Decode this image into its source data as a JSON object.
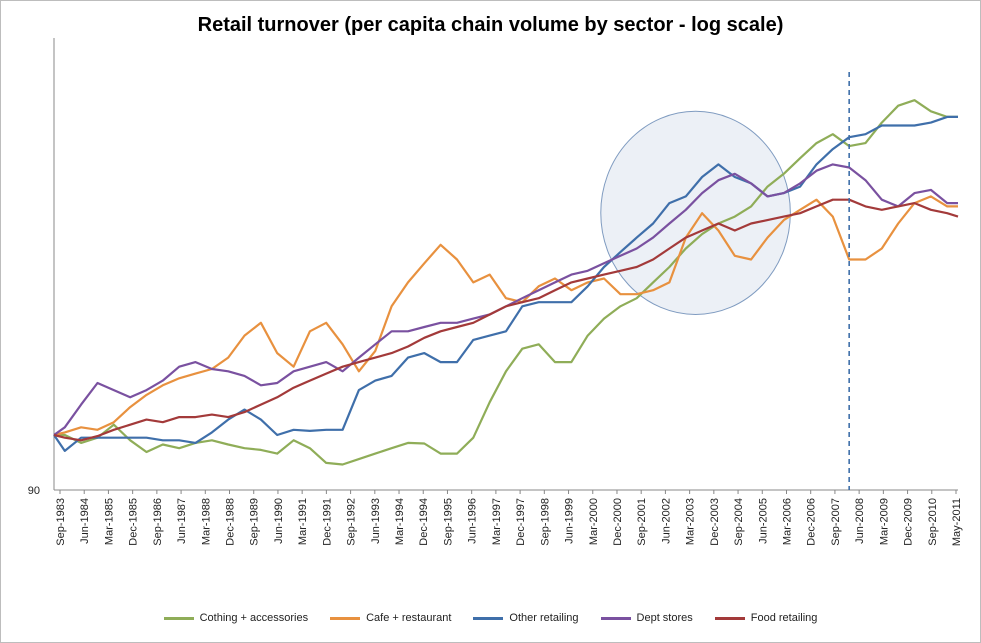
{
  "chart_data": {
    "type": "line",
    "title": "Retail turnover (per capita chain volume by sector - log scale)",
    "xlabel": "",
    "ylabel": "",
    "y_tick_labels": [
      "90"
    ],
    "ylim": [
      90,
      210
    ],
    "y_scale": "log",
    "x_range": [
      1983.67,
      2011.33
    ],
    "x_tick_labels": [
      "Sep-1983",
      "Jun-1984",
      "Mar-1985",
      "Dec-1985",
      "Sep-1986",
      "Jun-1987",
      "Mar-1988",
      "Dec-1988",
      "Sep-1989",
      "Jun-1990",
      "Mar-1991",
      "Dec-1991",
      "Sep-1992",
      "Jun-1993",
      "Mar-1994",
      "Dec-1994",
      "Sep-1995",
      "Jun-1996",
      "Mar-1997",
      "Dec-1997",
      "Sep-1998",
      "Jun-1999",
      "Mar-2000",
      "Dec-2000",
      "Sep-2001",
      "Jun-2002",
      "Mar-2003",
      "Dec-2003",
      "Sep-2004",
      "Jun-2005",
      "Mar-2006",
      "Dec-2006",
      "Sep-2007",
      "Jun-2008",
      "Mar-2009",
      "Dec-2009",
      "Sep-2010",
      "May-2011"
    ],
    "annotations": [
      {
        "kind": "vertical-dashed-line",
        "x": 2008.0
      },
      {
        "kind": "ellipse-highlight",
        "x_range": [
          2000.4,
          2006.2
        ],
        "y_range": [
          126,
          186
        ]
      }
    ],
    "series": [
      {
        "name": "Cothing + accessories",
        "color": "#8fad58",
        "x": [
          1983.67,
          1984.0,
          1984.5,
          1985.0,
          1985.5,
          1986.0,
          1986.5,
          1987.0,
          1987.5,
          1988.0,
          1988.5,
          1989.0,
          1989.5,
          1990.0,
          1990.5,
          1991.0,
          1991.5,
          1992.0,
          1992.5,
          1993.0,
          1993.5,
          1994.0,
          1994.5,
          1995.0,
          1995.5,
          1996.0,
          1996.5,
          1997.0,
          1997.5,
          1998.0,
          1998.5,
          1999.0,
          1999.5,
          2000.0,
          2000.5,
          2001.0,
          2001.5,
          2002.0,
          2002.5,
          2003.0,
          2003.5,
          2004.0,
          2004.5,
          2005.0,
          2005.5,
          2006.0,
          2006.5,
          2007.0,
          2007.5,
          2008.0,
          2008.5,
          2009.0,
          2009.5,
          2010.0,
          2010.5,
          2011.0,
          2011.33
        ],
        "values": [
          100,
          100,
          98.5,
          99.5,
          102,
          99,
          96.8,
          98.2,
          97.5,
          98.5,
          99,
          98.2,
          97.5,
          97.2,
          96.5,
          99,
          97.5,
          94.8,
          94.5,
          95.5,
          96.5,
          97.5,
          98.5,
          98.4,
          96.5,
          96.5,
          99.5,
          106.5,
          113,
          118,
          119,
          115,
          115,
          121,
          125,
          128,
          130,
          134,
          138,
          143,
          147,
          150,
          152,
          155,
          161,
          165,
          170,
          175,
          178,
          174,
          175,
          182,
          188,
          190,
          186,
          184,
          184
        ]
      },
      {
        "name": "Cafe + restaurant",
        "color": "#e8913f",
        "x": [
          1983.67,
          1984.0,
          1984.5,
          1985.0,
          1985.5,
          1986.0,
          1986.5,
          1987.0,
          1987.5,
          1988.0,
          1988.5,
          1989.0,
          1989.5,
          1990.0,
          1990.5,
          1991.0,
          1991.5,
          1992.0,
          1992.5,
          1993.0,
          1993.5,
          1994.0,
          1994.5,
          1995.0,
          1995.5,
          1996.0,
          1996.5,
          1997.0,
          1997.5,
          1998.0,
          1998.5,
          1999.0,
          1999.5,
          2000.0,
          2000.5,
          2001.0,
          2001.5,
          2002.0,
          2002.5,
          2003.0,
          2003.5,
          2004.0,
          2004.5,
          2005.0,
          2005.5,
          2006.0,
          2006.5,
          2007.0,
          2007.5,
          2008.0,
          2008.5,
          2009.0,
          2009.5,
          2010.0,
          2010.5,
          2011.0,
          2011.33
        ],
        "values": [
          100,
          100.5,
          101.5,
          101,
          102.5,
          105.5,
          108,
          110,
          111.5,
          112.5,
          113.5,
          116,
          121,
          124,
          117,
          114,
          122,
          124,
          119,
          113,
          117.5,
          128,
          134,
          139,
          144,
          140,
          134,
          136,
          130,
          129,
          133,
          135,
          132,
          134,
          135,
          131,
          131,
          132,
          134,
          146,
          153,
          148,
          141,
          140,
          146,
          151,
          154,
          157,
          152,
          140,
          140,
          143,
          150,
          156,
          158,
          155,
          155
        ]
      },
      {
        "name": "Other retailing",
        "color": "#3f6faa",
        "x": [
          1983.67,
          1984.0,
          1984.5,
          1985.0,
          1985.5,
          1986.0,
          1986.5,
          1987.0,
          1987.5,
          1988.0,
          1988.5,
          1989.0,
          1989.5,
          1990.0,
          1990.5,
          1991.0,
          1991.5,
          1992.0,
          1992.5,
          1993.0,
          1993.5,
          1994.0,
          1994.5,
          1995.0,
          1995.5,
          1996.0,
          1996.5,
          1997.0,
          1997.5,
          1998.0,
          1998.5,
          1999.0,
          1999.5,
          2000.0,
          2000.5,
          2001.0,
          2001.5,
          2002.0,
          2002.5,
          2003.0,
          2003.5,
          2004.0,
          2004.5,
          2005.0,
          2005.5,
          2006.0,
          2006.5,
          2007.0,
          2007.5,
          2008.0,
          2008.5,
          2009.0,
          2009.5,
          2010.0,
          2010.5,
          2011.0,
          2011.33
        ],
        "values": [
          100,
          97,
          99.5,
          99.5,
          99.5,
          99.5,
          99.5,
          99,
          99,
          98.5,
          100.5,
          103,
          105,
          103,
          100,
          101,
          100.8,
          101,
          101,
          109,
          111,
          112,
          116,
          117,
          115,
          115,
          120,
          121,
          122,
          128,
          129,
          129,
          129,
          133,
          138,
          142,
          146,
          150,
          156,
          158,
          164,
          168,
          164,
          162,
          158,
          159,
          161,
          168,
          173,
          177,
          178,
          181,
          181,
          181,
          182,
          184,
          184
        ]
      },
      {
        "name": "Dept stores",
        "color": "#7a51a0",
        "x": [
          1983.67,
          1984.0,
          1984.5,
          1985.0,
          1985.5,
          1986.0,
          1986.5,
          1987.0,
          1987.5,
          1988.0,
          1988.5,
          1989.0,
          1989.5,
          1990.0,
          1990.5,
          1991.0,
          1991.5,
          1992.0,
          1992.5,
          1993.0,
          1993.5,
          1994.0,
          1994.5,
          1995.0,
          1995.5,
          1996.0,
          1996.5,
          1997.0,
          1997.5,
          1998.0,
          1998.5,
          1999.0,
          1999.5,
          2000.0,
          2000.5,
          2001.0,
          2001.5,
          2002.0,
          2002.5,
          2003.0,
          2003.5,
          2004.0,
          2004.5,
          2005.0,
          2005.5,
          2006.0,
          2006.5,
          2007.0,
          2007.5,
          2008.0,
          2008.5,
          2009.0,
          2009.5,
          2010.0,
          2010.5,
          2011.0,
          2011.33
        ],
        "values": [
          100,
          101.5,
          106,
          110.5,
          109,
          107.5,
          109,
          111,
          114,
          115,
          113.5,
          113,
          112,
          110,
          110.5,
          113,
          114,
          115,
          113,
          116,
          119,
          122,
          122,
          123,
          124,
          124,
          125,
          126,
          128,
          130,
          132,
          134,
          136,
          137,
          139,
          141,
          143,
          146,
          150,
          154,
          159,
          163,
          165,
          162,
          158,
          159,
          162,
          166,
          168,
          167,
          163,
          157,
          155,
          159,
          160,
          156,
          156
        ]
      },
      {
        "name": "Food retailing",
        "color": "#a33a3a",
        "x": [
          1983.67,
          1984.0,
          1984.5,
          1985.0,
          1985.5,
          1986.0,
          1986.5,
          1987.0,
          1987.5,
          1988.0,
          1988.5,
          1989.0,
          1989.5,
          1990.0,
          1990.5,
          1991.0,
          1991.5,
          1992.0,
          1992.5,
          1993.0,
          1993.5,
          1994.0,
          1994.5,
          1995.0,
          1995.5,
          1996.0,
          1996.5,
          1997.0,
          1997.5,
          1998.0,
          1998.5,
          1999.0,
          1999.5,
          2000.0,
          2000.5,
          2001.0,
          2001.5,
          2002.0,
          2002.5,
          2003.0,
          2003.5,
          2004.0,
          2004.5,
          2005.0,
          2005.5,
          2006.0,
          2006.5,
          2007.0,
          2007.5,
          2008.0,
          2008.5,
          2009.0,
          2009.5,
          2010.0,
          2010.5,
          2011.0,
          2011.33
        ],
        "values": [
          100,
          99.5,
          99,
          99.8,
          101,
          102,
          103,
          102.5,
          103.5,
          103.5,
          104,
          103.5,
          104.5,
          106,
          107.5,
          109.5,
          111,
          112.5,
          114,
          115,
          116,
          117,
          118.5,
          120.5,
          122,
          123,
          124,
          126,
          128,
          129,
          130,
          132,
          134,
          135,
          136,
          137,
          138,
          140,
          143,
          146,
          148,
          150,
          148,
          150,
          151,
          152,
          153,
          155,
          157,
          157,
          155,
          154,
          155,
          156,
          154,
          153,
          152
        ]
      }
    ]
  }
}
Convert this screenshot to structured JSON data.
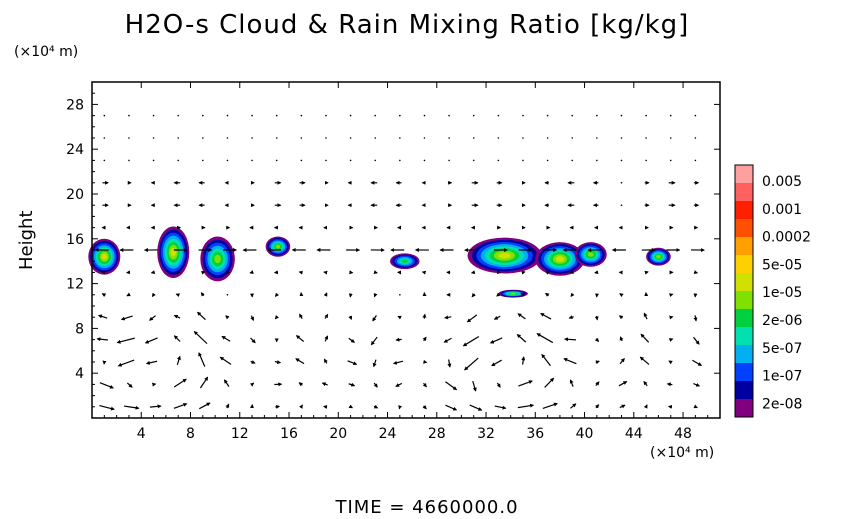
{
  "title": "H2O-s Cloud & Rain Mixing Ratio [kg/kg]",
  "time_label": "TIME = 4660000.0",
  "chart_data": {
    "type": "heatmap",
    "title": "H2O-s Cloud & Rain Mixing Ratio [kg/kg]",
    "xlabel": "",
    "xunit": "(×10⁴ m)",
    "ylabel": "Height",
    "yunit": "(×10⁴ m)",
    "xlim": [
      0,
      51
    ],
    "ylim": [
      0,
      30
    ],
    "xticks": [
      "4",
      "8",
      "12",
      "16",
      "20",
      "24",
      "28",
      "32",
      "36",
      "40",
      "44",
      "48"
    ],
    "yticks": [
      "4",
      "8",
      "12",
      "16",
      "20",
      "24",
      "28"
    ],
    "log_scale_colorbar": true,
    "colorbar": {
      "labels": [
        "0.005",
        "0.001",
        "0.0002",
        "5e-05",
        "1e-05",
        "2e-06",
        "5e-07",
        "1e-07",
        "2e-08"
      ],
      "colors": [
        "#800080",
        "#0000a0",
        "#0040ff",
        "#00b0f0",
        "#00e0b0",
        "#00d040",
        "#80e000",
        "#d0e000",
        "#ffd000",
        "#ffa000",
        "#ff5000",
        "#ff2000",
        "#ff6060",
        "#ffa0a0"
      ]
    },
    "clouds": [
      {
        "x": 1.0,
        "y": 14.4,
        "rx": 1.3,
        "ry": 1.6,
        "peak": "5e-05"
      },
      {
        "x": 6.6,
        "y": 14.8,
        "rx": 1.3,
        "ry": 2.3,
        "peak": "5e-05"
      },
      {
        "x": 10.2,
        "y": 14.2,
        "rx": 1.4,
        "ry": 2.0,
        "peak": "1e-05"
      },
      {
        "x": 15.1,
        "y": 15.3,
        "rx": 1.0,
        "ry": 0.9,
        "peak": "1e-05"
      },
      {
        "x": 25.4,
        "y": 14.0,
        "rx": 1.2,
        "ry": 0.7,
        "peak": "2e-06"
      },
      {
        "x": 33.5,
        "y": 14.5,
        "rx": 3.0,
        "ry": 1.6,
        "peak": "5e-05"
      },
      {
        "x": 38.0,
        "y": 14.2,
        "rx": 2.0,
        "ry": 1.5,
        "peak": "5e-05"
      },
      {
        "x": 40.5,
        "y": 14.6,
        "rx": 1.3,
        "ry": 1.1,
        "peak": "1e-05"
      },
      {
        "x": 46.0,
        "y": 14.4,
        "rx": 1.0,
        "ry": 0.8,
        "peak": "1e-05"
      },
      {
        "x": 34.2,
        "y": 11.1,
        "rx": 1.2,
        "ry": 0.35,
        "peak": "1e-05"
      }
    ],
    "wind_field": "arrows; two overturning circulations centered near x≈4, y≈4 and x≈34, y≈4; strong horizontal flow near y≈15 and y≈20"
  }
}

------------------------------------------------------------

TASK PROMPT:
Copy each line of the data above that holds "title".

WRITTEN RESPONSE:
    "title": "Retail turnover (per capita chain volume by sector - log scale)",
  "title": "H2O-s Cloud & Rain Mixing Ratio [kg/kg]",
    "title": "H2O-s Cloud & Rain Mixing Ratio [kg/kg]",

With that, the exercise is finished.